• Task goal: Lines that hold the word "TradingView" should be located and copied.

Rows from a figure dataset:
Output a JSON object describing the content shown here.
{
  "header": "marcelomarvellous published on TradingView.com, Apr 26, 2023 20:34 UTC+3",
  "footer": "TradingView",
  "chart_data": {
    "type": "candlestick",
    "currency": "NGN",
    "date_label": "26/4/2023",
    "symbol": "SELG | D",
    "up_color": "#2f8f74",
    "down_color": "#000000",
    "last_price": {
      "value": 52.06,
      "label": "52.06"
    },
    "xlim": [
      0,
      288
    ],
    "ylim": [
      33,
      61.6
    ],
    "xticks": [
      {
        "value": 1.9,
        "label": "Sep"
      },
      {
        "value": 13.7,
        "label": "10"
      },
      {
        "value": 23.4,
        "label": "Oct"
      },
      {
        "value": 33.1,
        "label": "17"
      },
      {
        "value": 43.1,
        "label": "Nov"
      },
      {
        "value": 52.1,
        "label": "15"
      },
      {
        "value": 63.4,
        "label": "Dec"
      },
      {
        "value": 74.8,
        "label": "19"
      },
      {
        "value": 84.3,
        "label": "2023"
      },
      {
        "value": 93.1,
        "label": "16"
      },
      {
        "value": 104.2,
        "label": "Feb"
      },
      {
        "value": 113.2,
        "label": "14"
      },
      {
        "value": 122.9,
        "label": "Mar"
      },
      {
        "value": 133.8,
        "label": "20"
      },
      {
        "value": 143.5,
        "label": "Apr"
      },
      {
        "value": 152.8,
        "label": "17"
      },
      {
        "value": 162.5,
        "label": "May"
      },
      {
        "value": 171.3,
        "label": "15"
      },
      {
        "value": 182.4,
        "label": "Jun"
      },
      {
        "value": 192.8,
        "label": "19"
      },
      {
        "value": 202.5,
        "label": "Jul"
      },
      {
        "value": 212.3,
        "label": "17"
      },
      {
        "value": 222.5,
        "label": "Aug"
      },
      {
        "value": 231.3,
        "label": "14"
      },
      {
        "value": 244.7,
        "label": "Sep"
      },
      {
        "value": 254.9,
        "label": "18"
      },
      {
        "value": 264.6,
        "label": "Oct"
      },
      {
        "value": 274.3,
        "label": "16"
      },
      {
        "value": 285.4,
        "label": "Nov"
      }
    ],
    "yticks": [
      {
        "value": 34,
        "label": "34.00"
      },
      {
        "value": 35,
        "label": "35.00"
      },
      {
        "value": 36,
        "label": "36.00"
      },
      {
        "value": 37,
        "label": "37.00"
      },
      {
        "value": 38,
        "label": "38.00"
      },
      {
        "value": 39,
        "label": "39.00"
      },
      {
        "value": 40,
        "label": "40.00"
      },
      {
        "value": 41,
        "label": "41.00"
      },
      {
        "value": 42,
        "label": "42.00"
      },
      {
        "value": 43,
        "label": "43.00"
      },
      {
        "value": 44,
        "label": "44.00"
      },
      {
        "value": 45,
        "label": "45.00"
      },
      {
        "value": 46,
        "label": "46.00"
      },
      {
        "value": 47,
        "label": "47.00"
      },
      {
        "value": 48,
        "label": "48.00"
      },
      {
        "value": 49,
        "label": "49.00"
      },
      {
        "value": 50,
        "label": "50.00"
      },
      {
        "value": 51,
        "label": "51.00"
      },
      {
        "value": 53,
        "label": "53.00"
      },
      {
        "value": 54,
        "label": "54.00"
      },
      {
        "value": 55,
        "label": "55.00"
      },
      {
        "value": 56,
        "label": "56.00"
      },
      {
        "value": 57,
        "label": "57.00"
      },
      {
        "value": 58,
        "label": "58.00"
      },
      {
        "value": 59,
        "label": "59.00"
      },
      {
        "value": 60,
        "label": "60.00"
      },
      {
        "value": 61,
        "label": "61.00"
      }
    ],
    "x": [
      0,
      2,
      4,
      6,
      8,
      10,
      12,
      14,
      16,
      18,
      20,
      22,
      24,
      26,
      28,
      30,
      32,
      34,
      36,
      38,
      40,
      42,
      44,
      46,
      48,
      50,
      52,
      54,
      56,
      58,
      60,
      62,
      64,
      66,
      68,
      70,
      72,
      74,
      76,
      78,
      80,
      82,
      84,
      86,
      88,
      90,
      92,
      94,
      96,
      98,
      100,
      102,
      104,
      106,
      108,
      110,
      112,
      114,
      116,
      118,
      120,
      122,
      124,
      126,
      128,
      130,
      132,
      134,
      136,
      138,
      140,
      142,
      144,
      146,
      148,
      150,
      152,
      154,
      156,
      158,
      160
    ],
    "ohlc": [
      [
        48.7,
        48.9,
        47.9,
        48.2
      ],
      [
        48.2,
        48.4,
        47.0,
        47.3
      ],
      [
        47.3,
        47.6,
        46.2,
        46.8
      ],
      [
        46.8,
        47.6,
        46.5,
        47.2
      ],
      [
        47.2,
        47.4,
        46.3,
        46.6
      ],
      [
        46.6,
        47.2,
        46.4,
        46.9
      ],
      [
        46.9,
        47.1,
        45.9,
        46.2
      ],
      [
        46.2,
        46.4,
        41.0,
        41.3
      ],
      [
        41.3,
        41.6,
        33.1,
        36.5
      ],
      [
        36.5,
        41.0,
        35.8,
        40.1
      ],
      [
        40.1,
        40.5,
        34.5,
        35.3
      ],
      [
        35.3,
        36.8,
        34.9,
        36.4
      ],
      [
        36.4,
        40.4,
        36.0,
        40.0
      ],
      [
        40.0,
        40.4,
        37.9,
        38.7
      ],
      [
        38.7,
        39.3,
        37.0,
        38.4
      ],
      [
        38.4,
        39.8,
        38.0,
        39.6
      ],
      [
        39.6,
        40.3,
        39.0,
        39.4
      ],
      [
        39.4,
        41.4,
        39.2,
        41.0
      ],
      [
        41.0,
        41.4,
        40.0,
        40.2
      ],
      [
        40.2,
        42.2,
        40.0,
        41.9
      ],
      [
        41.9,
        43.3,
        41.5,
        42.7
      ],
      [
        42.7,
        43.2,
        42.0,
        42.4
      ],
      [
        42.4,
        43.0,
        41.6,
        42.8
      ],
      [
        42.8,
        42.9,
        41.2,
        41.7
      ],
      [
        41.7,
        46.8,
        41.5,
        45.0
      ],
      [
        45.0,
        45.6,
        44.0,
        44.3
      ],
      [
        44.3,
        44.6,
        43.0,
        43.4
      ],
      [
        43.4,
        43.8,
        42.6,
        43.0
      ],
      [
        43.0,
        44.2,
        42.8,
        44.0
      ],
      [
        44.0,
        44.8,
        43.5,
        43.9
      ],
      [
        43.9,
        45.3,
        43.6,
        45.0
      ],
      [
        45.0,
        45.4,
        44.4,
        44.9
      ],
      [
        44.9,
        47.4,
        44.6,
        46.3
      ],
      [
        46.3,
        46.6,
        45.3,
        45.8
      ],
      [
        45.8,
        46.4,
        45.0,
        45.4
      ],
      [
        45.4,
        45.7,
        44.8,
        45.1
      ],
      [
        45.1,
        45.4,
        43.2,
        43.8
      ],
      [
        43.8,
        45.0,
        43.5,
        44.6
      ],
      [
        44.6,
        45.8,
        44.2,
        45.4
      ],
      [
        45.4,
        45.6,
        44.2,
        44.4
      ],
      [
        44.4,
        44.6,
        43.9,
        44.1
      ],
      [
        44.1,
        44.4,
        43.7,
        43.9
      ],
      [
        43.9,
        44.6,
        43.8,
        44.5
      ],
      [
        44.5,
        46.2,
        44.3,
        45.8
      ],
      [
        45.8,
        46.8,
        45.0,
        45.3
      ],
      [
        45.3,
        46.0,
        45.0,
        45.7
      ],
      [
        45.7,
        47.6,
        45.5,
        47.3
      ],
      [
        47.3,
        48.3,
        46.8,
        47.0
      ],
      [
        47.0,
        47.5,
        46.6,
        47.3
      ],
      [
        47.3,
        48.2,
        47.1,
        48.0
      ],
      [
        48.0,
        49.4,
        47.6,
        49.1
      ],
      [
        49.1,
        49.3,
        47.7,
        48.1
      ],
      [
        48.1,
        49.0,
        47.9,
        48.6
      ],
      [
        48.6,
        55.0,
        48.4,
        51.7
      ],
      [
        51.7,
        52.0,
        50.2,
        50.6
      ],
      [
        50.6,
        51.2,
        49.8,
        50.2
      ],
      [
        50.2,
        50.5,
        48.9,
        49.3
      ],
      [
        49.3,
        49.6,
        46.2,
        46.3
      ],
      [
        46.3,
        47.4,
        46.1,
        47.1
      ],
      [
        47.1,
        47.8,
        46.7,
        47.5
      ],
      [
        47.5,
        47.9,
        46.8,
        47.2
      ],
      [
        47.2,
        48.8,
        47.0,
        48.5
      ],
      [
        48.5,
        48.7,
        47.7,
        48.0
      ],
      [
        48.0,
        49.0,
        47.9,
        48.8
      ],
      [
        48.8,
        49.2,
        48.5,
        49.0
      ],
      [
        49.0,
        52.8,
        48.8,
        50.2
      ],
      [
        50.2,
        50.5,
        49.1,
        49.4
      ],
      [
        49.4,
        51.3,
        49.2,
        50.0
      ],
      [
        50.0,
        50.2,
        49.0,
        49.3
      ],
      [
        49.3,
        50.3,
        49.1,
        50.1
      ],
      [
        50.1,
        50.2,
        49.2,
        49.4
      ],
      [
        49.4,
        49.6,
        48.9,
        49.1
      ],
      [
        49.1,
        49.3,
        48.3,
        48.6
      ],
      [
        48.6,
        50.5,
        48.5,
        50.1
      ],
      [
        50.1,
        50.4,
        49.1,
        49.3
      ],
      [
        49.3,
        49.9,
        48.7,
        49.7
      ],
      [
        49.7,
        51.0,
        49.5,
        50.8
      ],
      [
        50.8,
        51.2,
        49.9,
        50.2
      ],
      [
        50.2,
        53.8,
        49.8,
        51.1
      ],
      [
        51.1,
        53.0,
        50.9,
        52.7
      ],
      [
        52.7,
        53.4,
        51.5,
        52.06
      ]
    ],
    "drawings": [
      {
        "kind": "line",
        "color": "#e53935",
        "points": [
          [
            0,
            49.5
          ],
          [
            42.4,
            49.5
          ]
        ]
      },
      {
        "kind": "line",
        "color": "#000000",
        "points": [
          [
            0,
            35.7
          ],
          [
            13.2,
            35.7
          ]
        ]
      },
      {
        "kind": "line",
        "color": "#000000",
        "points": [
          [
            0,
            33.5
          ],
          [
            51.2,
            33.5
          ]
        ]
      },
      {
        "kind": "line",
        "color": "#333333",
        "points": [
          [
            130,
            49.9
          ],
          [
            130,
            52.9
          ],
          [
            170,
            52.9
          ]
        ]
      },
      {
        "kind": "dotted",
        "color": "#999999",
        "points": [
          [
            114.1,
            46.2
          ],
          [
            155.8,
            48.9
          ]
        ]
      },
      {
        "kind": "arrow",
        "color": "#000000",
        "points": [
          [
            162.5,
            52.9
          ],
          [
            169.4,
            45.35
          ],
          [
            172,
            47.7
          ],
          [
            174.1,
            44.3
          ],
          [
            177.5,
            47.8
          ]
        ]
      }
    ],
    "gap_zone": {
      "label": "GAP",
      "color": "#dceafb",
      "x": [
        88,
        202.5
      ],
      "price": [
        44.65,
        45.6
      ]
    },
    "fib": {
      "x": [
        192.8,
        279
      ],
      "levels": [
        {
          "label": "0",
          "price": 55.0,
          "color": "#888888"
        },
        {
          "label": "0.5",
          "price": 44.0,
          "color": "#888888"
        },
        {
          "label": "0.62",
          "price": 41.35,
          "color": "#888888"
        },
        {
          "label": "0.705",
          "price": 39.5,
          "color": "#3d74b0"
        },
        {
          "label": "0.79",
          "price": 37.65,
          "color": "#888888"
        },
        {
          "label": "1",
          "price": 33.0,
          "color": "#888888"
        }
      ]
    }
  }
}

• Correct answer:
  "header": "marcelomarvellous published on TradingView.com, Apr 26, 2023 20:34 UTC+3",
  "footer": "TradingView",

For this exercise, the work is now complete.